Figure record extracts:
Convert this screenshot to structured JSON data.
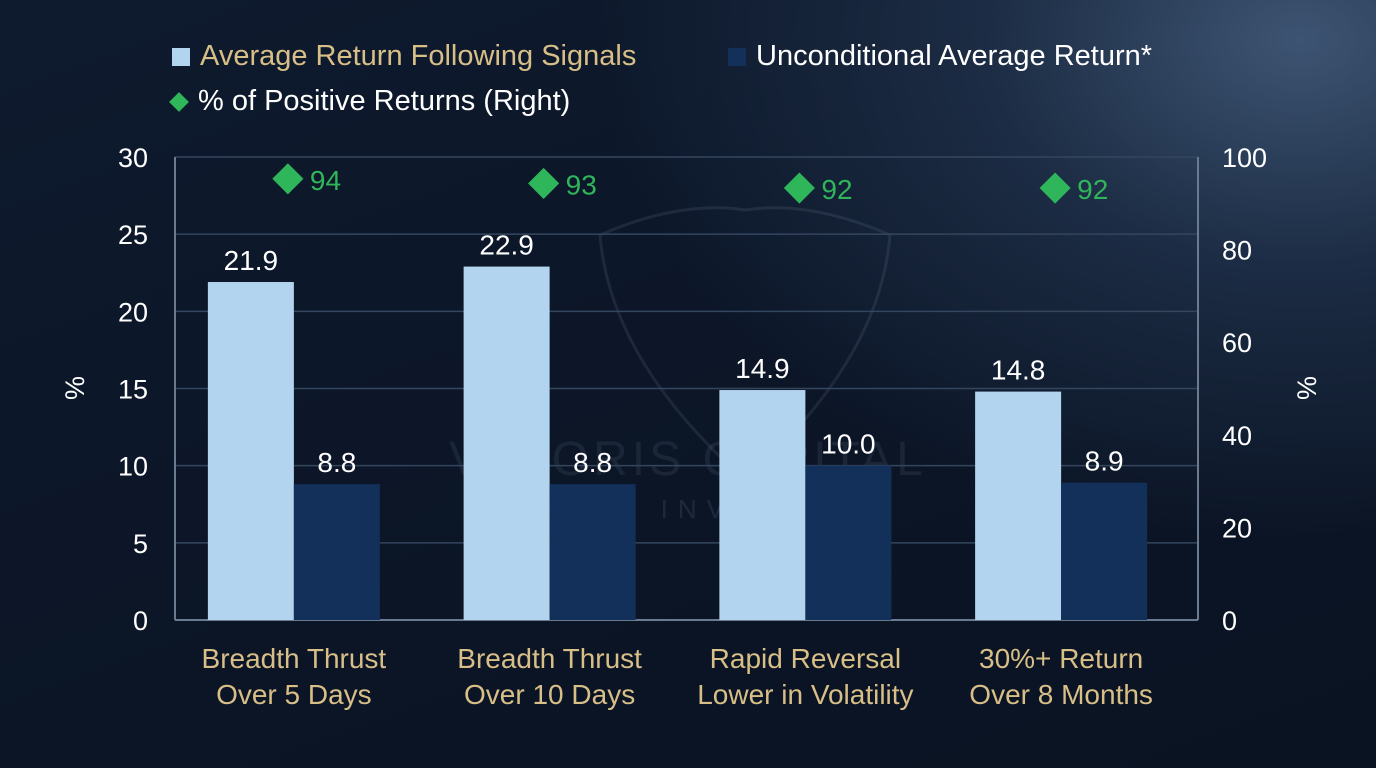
{
  "chart_data": {
    "type": "bar",
    "categories": [
      [
        "Breadth Thrust",
        "Over 5 Days"
      ],
      [
        "Breadth Thrust",
        "Over 10 Days"
      ],
      [
        "Rapid Reversal",
        "Lower in Volatility"
      ],
      [
        "30%+ Return",
        "Over 8 Months"
      ]
    ],
    "series": [
      {
        "name": "Average Return Following Signals",
        "type": "bar",
        "axis": "left",
        "color": "#b3d4ee",
        "values": [
          21.9,
          22.9,
          14.9,
          14.8
        ],
        "labels": [
          "21.9",
          "22.9",
          "14.9",
          "14.8"
        ]
      },
      {
        "name": "Unconditional Average Return*",
        "type": "bar",
        "axis": "left",
        "color": "#13305a",
        "values": [
          8.8,
          8.8,
          10.0,
          8.9
        ],
        "labels": [
          "8.8",
          "8.8",
          "10.0",
          "8.9"
        ]
      },
      {
        "name": "% of Positive Returns (Right)",
        "type": "scatter",
        "marker": "diamond",
        "axis": "right",
        "color": "#2fb55a",
        "values": [
          94,
          93,
          92,
          92
        ],
        "labels": [
          "94",
          "93",
          "92",
          "92"
        ]
      }
    ],
    "ylabel": "%",
    "y2label": "%",
    "ylim": [
      0,
      30
    ],
    "y2lim": [
      0,
      100
    ],
    "yticks": [
      "0",
      "5",
      "10",
      "15",
      "20",
      "25",
      "30"
    ],
    "y2ticks": [
      "0",
      "20",
      "40",
      "60",
      "80",
      "100"
    ],
    "grid": true,
    "legend": "top-left"
  },
  "colors": {
    "category_label": "#d8be87",
    "legend_highlight": "#d8be87",
    "grid": "#34465e"
  },
  "watermark": {
    "line1": "VELORIS CAPITAL",
    "line2": "QUANT INVESTOR"
  }
}
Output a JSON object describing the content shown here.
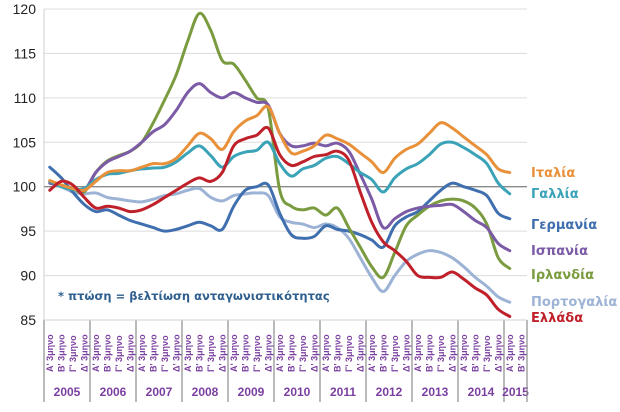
{
  "chart_data": {
    "type": "line",
    "title": "",
    "xlabel": "",
    "ylabel": "",
    "ylim": [
      85,
      120
    ],
    "yticks": [
      85,
      90,
      95,
      100,
      105,
      110,
      115,
      120
    ],
    "grid": true,
    "reference_line": 100,
    "legend_placement": "right (labels at line ends)",
    "quarter_labels": [
      "Α' 3μηνο",
      "Β' 3μηνο",
      "Γ' 3μηνο",
      "Δ' 3μηνο"
    ],
    "years": [
      {
        "label": "2005",
        "quarters": 4
      },
      {
        "label": "2006",
        "quarters": 4
      },
      {
        "label": "2007",
        "quarters": 4
      },
      {
        "label": "2008",
        "quarters": 4
      },
      {
        "label": "2009",
        "quarters": 4
      },
      {
        "label": "2010",
        "quarters": 4
      },
      {
        "label": "2011",
        "quarters": 4
      },
      {
        "label": "2012",
        "quarters": 4
      },
      {
        "label": "2013",
        "quarters": 4
      },
      {
        "label": "2014",
        "quarters": 4
      },
      {
        "label": "2015",
        "quarters": 2
      }
    ],
    "annotation": "* πτώση = βελτίωση ανταγωνιστικότητας",
    "series": [
      {
        "name": "Ιταλία",
        "color": "#e8913a",
        "values": [
          100.7,
          100.2,
          99.8,
          99.6,
          100.6,
          101.6,
          101.8,
          101.8,
          102.2,
          102.6,
          102.6,
          103.2,
          104.6,
          106.0,
          105.4,
          104.2,
          106.2,
          107.4,
          108.0,
          109.0,
          106.0,
          103.8,
          104.0,
          104.6,
          105.8,
          105.4,
          104.8,
          103.8,
          102.8,
          101.6,
          103.2,
          104.2,
          104.8,
          106.0,
          107.2,
          106.6,
          105.6,
          104.6,
          103.6,
          102.0,
          101.6
        ]
      },
      {
        "name": "Γαλλία",
        "color": "#3ba3b8",
        "values": [
          100.6,
          100.0,
          99.7,
          99.8,
          100.8,
          101.4,
          101.5,
          101.8,
          102.0,
          102.1,
          102.2,
          102.8,
          103.8,
          104.6,
          103.5,
          102.2,
          103.4,
          103.9,
          104.1,
          105.0,
          102.6,
          101.2,
          102.0,
          102.4,
          103.2,
          103.4,
          102.6,
          101.6,
          100.8,
          99.4,
          101.0,
          102.0,
          102.6,
          103.6,
          104.8,
          105.0,
          104.4,
          103.6,
          102.6,
          100.4,
          99.2
        ]
      },
      {
        "name": "Γερμανία",
        "color": "#3f6fae",
        "values": [
          102.2,
          101.0,
          99.4,
          98.0,
          97.2,
          97.4,
          96.8,
          96.2,
          95.8,
          95.4,
          95.0,
          95.2,
          95.6,
          96.0,
          95.6,
          95.2,
          97.8,
          99.6,
          100.0,
          100.2,
          97.0,
          94.6,
          94.2,
          94.4,
          95.6,
          95.2,
          95.0,
          94.6,
          94.0,
          93.2,
          95.6,
          96.6,
          97.2,
          98.4,
          99.6,
          100.4,
          100.0,
          99.6,
          99.0,
          97.0,
          96.4
        ]
      },
      {
        "name": "Ισπανία",
        "color": "#7b5aa6",
        "values": [
          100.4,
          100.1,
          99.8,
          99.6,
          101.6,
          102.8,
          103.4,
          104.0,
          105.0,
          106.2,
          107.0,
          108.6,
          110.6,
          111.6,
          110.6,
          110.0,
          110.6,
          110.0,
          109.5,
          109.2,
          106.0,
          104.6,
          104.6,
          104.9,
          104.6,
          104.9,
          104.0,
          101.4,
          98.6,
          95.4,
          96.4,
          97.2,
          97.6,
          97.8,
          97.9,
          98.0,
          97.2,
          96.2,
          95.4,
          93.6,
          92.8
        ]
      },
      {
        "name": "Ιρλανδία",
        "color": "#7a9b3f",
        "values": [
          100.6,
          100.1,
          99.8,
          99.4,
          101.6,
          102.9,
          103.5,
          104.0,
          105.0,
          107.2,
          109.8,
          112.6,
          116.4,
          119.5,
          117.6,
          114.2,
          113.8,
          112.0,
          110.0,
          108.8,
          99.6,
          97.8,
          97.4,
          97.6,
          96.8,
          97.6,
          95.4,
          93.2,
          91.0,
          89.8,
          92.6,
          95.6,
          96.8,
          97.8,
          98.4,
          98.6,
          98.4,
          97.6,
          95.8,
          92.0,
          90.8
        ]
      },
      {
        "name": "Πορτογαλία",
        "color": "#9db3d6",
        "values": [
          100.4,
          100.0,
          99.4,
          99.2,
          99.3,
          98.8,
          98.6,
          98.4,
          98.3,
          98.6,
          99.0,
          99.2,
          99.6,
          99.8,
          98.8,
          98.4,
          99.0,
          99.2,
          99.3,
          99.0,
          96.6,
          96.0,
          95.8,
          95.4,
          95.8,
          95.4,
          94.2,
          92.0,
          89.8,
          88.2,
          90.0,
          91.6,
          92.4,
          92.8,
          92.6,
          92.0,
          91.0,
          89.8,
          88.8,
          87.6,
          87.0
        ]
      },
      {
        "name": "Ελλάδα",
        "color": "#c0202a",
        "values": [
          99.6,
          100.6,
          100.2,
          98.8,
          97.6,
          97.8,
          97.6,
          97.2,
          97.4,
          98.0,
          98.8,
          99.6,
          100.4,
          101.0,
          100.6,
          101.6,
          104.6,
          105.4,
          105.8,
          106.6,
          103.6,
          102.4,
          102.8,
          103.4,
          103.6,
          104.0,
          103.0,
          99.4,
          96.0,
          93.8,
          92.8,
          91.6,
          90.0,
          89.8,
          89.8,
          90.4,
          89.6,
          88.6,
          87.8,
          86.2,
          85.4
        ]
      }
    ]
  }
}
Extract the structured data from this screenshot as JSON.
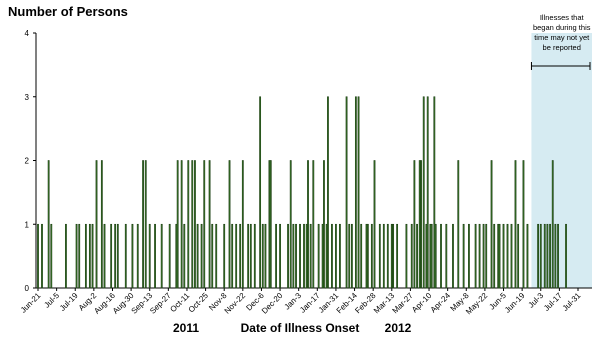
{
  "chart_data": {
    "type": "bar",
    "title": "Number of Persons",
    "x_label": "Date of Illness Onset",
    "year_labels": [
      "2011",
      "2012"
    ],
    "color": "#3b7a2a",
    "x": [
      "Jun-21",
      "Jun-24",
      "Jun-29",
      "Jul-1",
      "Jul-12",
      "Jul-20",
      "Jul-22",
      "Jul-27",
      "Jul-30",
      "Aug-1",
      "Aug-4",
      "Aug-8",
      "Aug-10",
      "Aug-15",
      "Aug-18",
      "Aug-20",
      "Aug-26",
      "Aug-31",
      "Sep-4",
      "Sep-8",
      "Sep-10",
      "Sep-13",
      "Sep-17",
      "Sep-22",
      "Sep-28",
      "Oct-3",
      "Oct-4",
      "Oct-7",
      "Oct-9",
      "Oct-12",
      "Oct-15",
      "Oct-17",
      "Oct-19",
      "Oct-22",
      "Oct-24",
      "Oct-28",
      "Oct-30",
      "Nov-2",
      "Nov-8",
      "Nov-12",
      "Nov-14",
      "Nov-17",
      "Nov-20",
      "Nov-22",
      "Nov-26",
      "Nov-28",
      "Dec-1",
      "Dec-5",
      "Dec-7",
      "Dec-9",
      "Dec-12",
      "Dec-13",
      "Dec-17",
      "Dec-20",
      "Dec-26",
      "Dec-28",
      "Dec-30",
      "Jan-1",
      "Jan-4",
      "Jan-7",
      "Jan-9",
      "Jan-10",
      "Jan-12",
      "Jan-14",
      "Jan-18",
      "Jan-21",
      "Jan-22",
      "Jan-24",
      "Jan-25",
      "Jan-28",
      "Jan-31",
      "Feb-3",
      "Feb-8",
      "Feb-10",
      "Feb-12",
      "Feb-15",
      "Feb-17",
      "Feb-19",
      "Feb-23",
      "Feb-24",
      "Feb-27",
      "Feb-29",
      "Mar-4",
      "Mar-7",
      "Mar-10",
      "Mar-13",
      "Mar-14",
      "Mar-17",
      "Mar-24",
      "Mar-28",
      "Mar-30",
      "Apr-1",
      "Apr-3",
      "Apr-4",
      "Apr-6",
      "Apr-8",
      "Apr-9",
      "Apr-11",
      "Apr-12",
      "Apr-14",
      "Apr-15",
      "Apr-19",
      "Apr-23",
      "Apr-28",
      "May-2",
      "May-6",
      "May-10",
      "May-15",
      "May-18",
      "May-21",
      "May-23",
      "May-27",
      "May-29",
      "Jun-1",
      "Jun-2",
      "Jun-5",
      "Jun-8",
      "Jun-11",
      "Jun-14",
      "Jun-16",
      "Jun-20",
      "Jun-23",
      "Jul-1",
      "Jul-3",
      "Jul-6",
      "Jul-8",
      "Jul-10",
      "Jul-12",
      "Jul-14",
      "Jul-16",
      "Jul-22"
    ],
    "values": [
      1,
      1,
      2,
      1,
      1,
      1,
      1,
      1,
      1,
      1,
      2,
      2,
      1,
      1,
      1,
      1,
      1,
      1,
      1,
      2,
      2,
      1,
      1,
      1,
      1,
      1,
      2,
      2,
      1,
      2,
      2,
      2,
      1,
      1,
      2,
      2,
      1,
      1,
      1,
      2,
      1,
      1,
      1,
      2,
      1,
      1,
      1,
      3,
      1,
      1,
      2,
      2,
      1,
      1,
      1,
      2,
      1,
      1,
      1,
      1,
      1,
      2,
      1,
      2,
      1,
      1,
      2,
      1,
      3,
      1,
      1,
      1,
      3,
      1,
      1,
      3,
      3,
      1,
      1,
      1,
      1,
      2,
      1,
      1,
      1,
      1,
      1,
      1,
      1,
      1,
      2,
      1,
      2,
      2,
      3,
      1,
      3,
      1,
      1,
      3,
      1,
      1,
      1,
      1,
      2,
      1,
      1,
      1,
      1,
      1,
      1,
      2,
      1,
      1,
      1,
      1,
      1,
      1,
      2,
      1,
      2,
      1,
      1,
      1,
      1,
      1,
      1,
      2,
      1,
      1,
      1
    ],
    "xticks": [
      "Jun-21",
      "Jul-5",
      "Jul-19",
      "Aug-2",
      "Aug-16",
      "Aug-30",
      "Sep-13",
      "Sep-27",
      "Oct-11",
      "Oct-25",
      "Nov-8",
      "Nov-22",
      "Dec-6",
      "Dec-20",
      "Jan-3",
      "Jan-17",
      "Jan-31",
      "Feb-14",
      "Feb-28",
      "Mar-13",
      "Mar-27",
      "Apr-10",
      "Apr-24",
      "May-8",
      "May-22",
      "Jun-5",
      "Jun-19",
      "Jul-3",
      "Jul-17",
      "Jul-31"
    ],
    "ylim": [
      0,
      4
    ],
    "yticks": [
      0,
      1,
      2,
      3,
      4
    ],
    "annotation": {
      "lines": [
        "Illnesses that",
        "began during this",
        "time may not yet",
        "be reported"
      ],
      "from": "Jun-26",
      "to": "Jul-31",
      "color": "#d6ebf2"
    }
  }
}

▶ [Job] Above are the records. Copy every line in them holding "from".

▶ [Finished exercise]
Extract the structured data from this screenshot as JSON.
      "from": "Jun-26",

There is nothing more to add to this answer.